▶ EXERCISE REQUIREMENTS
Retype the records below exactly as they appear, but leave out any pictures.

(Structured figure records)
[BEGIN]
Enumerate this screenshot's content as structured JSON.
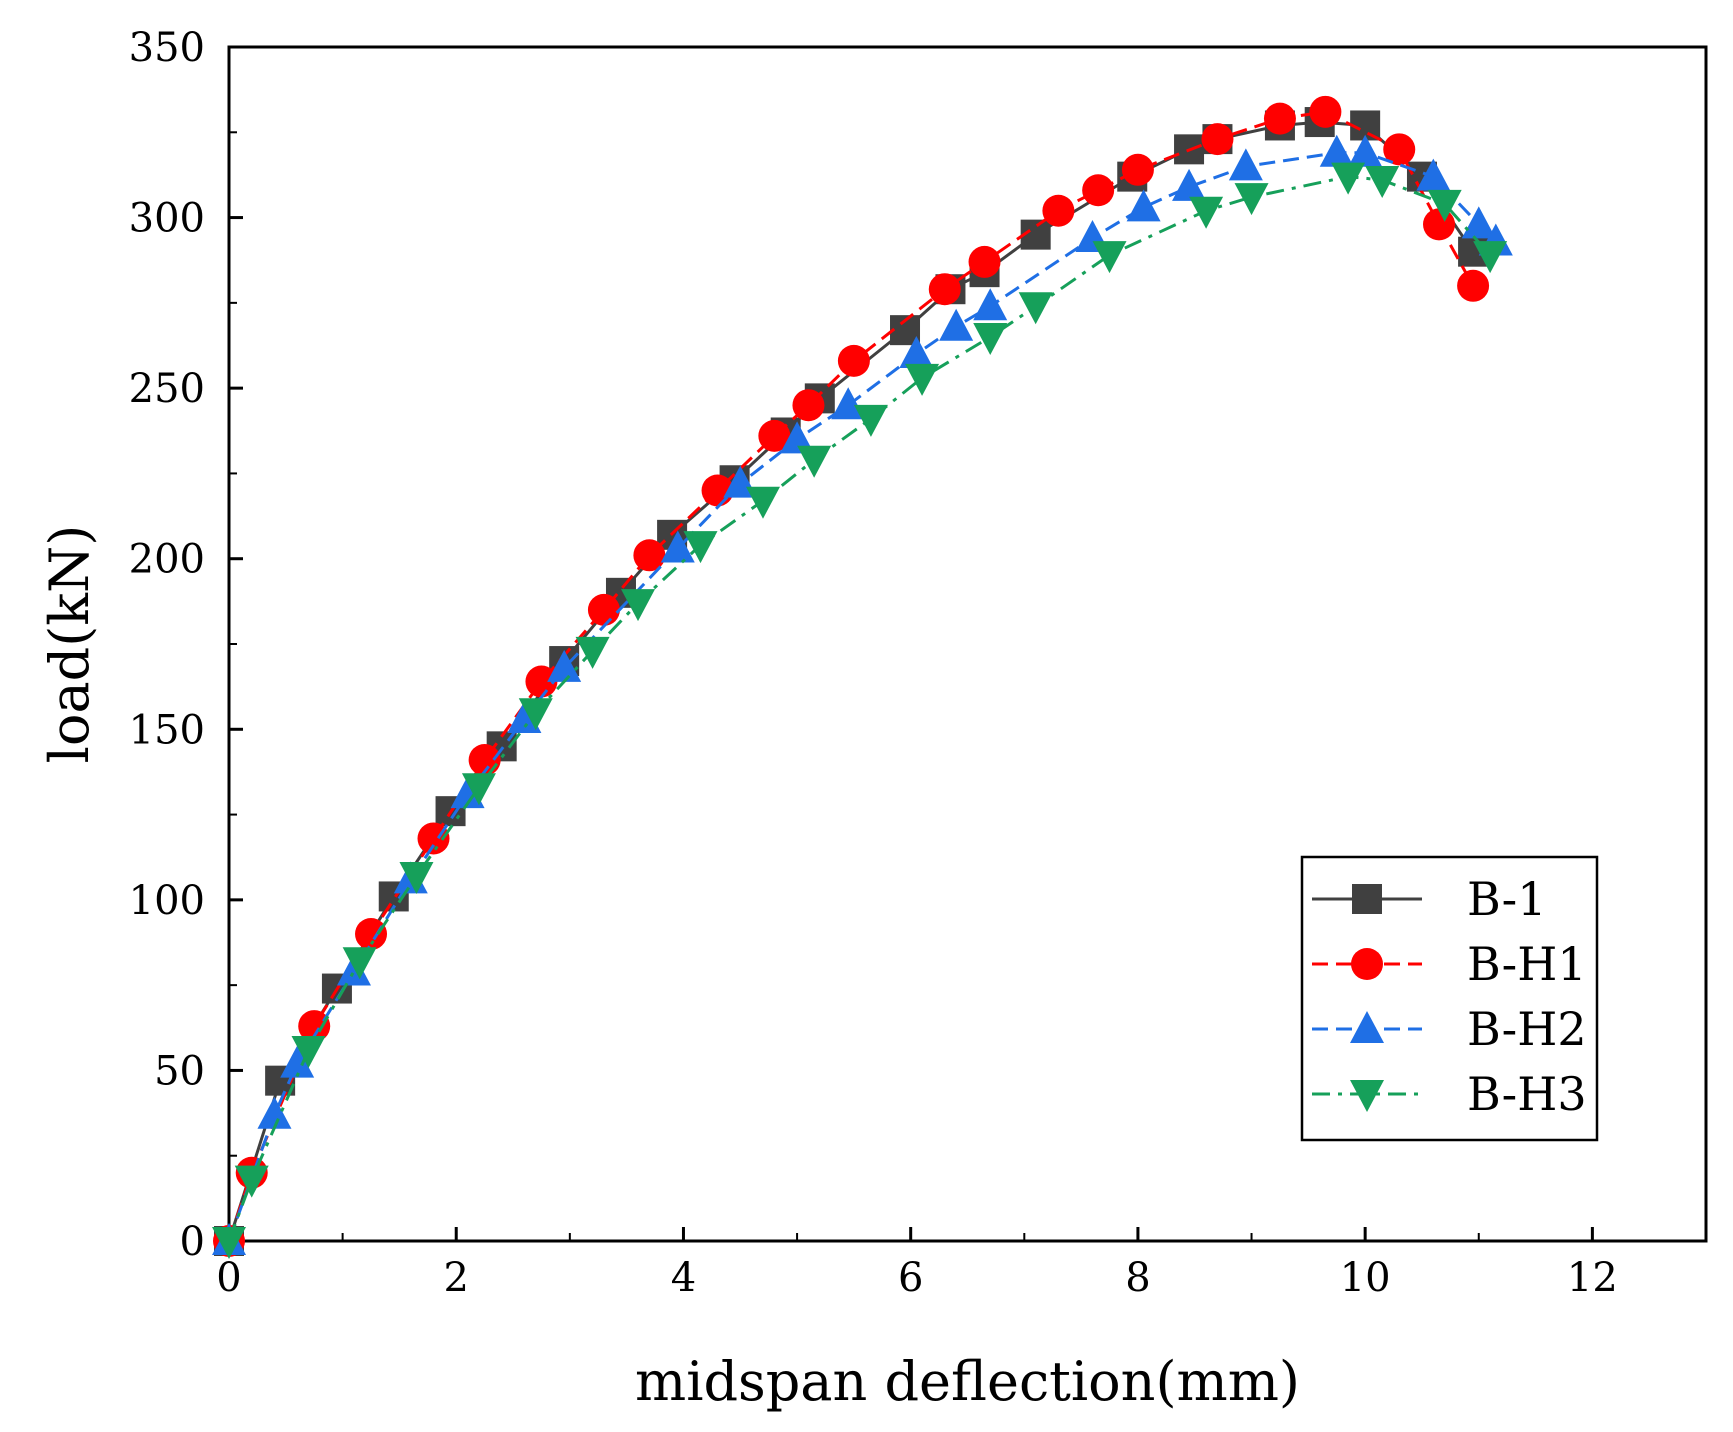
{
  "chart_data": {
    "type": "line",
    "title": "",
    "xlabel": "midspan deflection(mm)",
    "ylabel": "load(kN)",
    "xlim": [
      0,
      13
    ],
    "ylim": [
      0,
      350
    ],
    "x_ticks": [
      0,
      2,
      4,
      6,
      8,
      10,
      12
    ],
    "y_ticks": [
      0,
      50,
      100,
      150,
      200,
      250,
      300,
      350
    ],
    "x_tick_labels": [
      "0",
      "2",
      "4",
      "6",
      "8",
      "10",
      "12"
    ],
    "y_tick_labels": [
      "0",
      "50",
      "100",
      "150",
      "200",
      "250",
      "300",
      "350"
    ],
    "grid": false,
    "legend_position": "bottom-right",
    "series": [
      {
        "name": "B-1",
        "color": "#404040",
        "marker": "square",
        "line_style": "solid",
        "x": [
          0,
          0.45,
          0.95,
          1.45,
          1.95,
          2.4,
          2.95,
          3.45,
          3.9,
          4.45,
          4.9,
          5.2,
          5.95,
          6.35,
          6.65,
          7.1,
          7.95,
          8.45,
          8.7,
          9.25,
          9.6,
          10.0,
          10.5,
          10.95
        ],
        "y": [
          0,
          47,
          74,
          101,
          126,
          145,
          170,
          190,
          207,
          223,
          237,
          247,
          267,
          279,
          284,
          295,
          312,
          320,
          323,
          327,
          328,
          327,
          312,
          290
        ]
      },
      {
        "name": "B-H1",
        "color": "#ff0000",
        "marker": "circle",
        "line_style": "dash",
        "x": [
          0,
          0.2,
          0.75,
          1.25,
          1.8,
          2.25,
          2.75,
          3.3,
          3.7,
          4.3,
          4.8,
          5.1,
          5.5,
          6.3,
          6.65,
          7.3,
          7.65,
          8.0,
          8.7,
          9.25,
          9.65,
          10.3,
          10.65,
          10.95
        ],
        "y": [
          0,
          20,
          63,
          90,
          118,
          141,
          164,
          185,
          201,
          220,
          236,
          245,
          258,
          279,
          287,
          302,
          308,
          314,
          323,
          329,
          331,
          320,
          298,
          280
        ]
      },
      {
        "name": "B-H2",
        "color": "#1f6fe5",
        "marker": "triangle-up",
        "line_style": "dash",
        "x": [
          0,
          0.4,
          0.6,
          1.1,
          1.6,
          2.1,
          2.6,
          2.95,
          3.95,
          4.5,
          5.0,
          5.45,
          6.05,
          6.4,
          6.7,
          7.6,
          8.05,
          8.45,
          8.95,
          9.75,
          10.0,
          10.6,
          11.0,
          11.15
        ],
        "y": [
          0,
          37,
          52,
          79,
          106,
          131,
          153,
          168,
          203,
          222,
          235,
          245,
          260,
          268,
          274,
          294,
          303,
          309,
          315,
          319,
          319,
          312,
          298,
          293
        ]
      },
      {
        "name": "B-H3",
        "color": "#16a05a",
        "marker": "triangle-down",
        "line_style": "dashdot",
        "x": [
          0,
          0.2,
          0.7,
          1.15,
          1.65,
          2.2,
          2.7,
          3.2,
          3.6,
          4.15,
          4.7,
          5.15,
          5.65,
          6.1,
          6.7,
          7.1,
          7.75,
          8.6,
          9.0,
          9.85,
          10.15,
          10.7,
          11.1
        ],
        "y": [
          0,
          18,
          56,
          82,
          107,
          133,
          155,
          173,
          187,
          204,
          217,
          229,
          241,
          253,
          265,
          274,
          289,
          302,
          306,
          312,
          311,
          304,
          289
        ]
      }
    ]
  }
}
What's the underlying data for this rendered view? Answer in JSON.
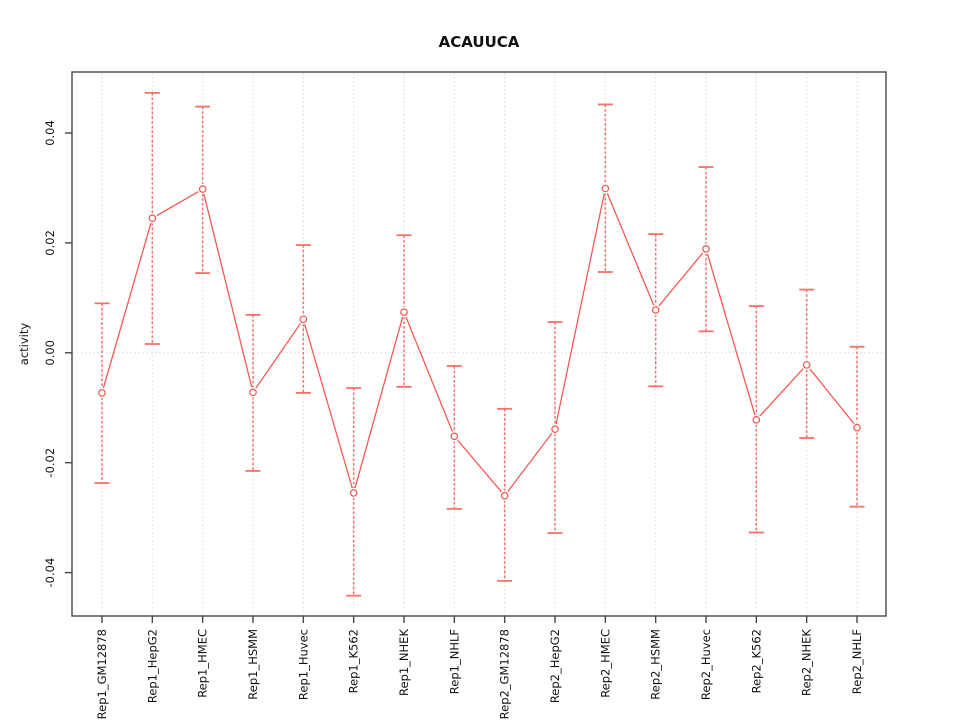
[END]
▶ FULL RESPONSE
Enumerate this screenshot's content as structured JSON.
{
  "chart_data": {
    "type": "line",
    "title": "",
    "xlabel": "midspan deflection(mm)",
    "ylabel": "load(kN)",
    "xlim": [
      0,
      13
    ],
    "ylim": [
      0,
      350
    ],
    "x_ticks": [
      0,
      2,
      4,
      6,
      8,
      10,
      12
    ],
    "y_ticks": [
      0,
      50,
      100,
      150,
      200,
      250,
      300,
      350
    ],
    "x_tick_labels": [
      "0",
      "2",
      "4",
      "6",
      "8",
      "10",
      "12"
    ],
    "y_tick_labels": [
      "0",
      "50",
      "100",
      "150",
      "200",
      "250",
      "300",
      "350"
    ],
    "grid": false,
    "legend_position": "bottom-right",
    "series": [
      {
        "name": "B-1",
        "color": "#404040",
        "marker": "square",
        "line_style": "solid",
        "x": [
          0,
          0.45,
          0.95,
          1.45,
          1.95,
          2.4,
          2.95,
          3.45,
          3.9,
          4.45,
          4.9,
          5.2,
          5.95,
          6.35,
          6.65,
          7.1,
          7.95,
          8.45,
          8.7,
          9.25,
          9.6,
          10.0,
          10.5,
          10.95
        ],
        "y": [
          0,
          47,
          74,
          101,
          126,
          145,
          170,
          190,
          207,
          223,
          237,
          247,
          267,
          279,
          284,
          295,
          312,
          320,
          323,
          327,
          328,
          327,
          312,
          290
        ]
      },
      {
        "name": "B-H1",
        "color": "#ff0000",
        "marker": "circle",
        "line_style": "dash",
        "x": [
          0,
          0.2,
          0.75,
          1.25,
          1.8,
          2.25,
          2.75,
          3.3,
          3.7,
          4.3,
          4.8,
          5.1,
          5.5,
          6.3,
          6.65,
          7.3,
          7.65,
          8.0,
          8.7,
          9.25,
          9.65,
          10.3,
          10.65,
          10.95
        ],
        "y": [
          0,
          20,
          63,
          90,
          118,
          141,
          164,
          185,
          201,
          220,
          236,
          245,
          258,
          279,
          287,
          302,
          308,
          314,
          323,
          329,
          331,
          320,
          298,
          280
        ]
      },
      {
        "name": "B-H2",
        "color": "#1f6fe5",
        "marker": "triangle-up",
        "line_style": "dash",
        "x": [
          0,
          0.4,
          0.6,
          1.1,
          1.6,
          2.1,
          2.6,
          2.95,
          3.95,
          4.5,
          5.0,
          5.45,
          6.05,
          6.4,
          6.7,
          7.6,
          8.05,
          8.45,
          8.95,
          9.75,
          10.0,
          10.6,
          11.0,
          11.15
        ],
        "y": [
          0,
          37,
          52,
          79,
          106,
          131,
          153,
          168,
          203,
          222,
          235,
          245,
          260,
          268,
          274,
          294,
          303,
          309,
          315,
          319,
          319,
          312,
          298,
          293
        ]
      },
      {
        "name": "B-H3",
        "color": "#16a05a",
        "marker": "triangle-down",
        "line_style": "dashdot",
        "x": [
          0,
          0.2,
          0.7,
          1.15,
          1.65,
          2.2,
          2.7,
          3.2,
          3.6,
          4.15,
          4.7,
          5.15,
          5.65,
          6.1,
          6.7,
          7.1,
          7.75,
          8.6,
          9.0,
          9.85,
          10.15,
          10.7,
          11.1
        ],
        "y": [
          0,
          18,
          56,
          82,
          107,
          133,
          155,
          173,
          187,
          204,
          217,
          229,
          241,
          253,
          265,
          274,
          289,
          302,
          306,
          312,
          311,
          304,
          289
        ]
      }
    ]
  }
}
What's the underlying data for this rendered view? Answer in JSON.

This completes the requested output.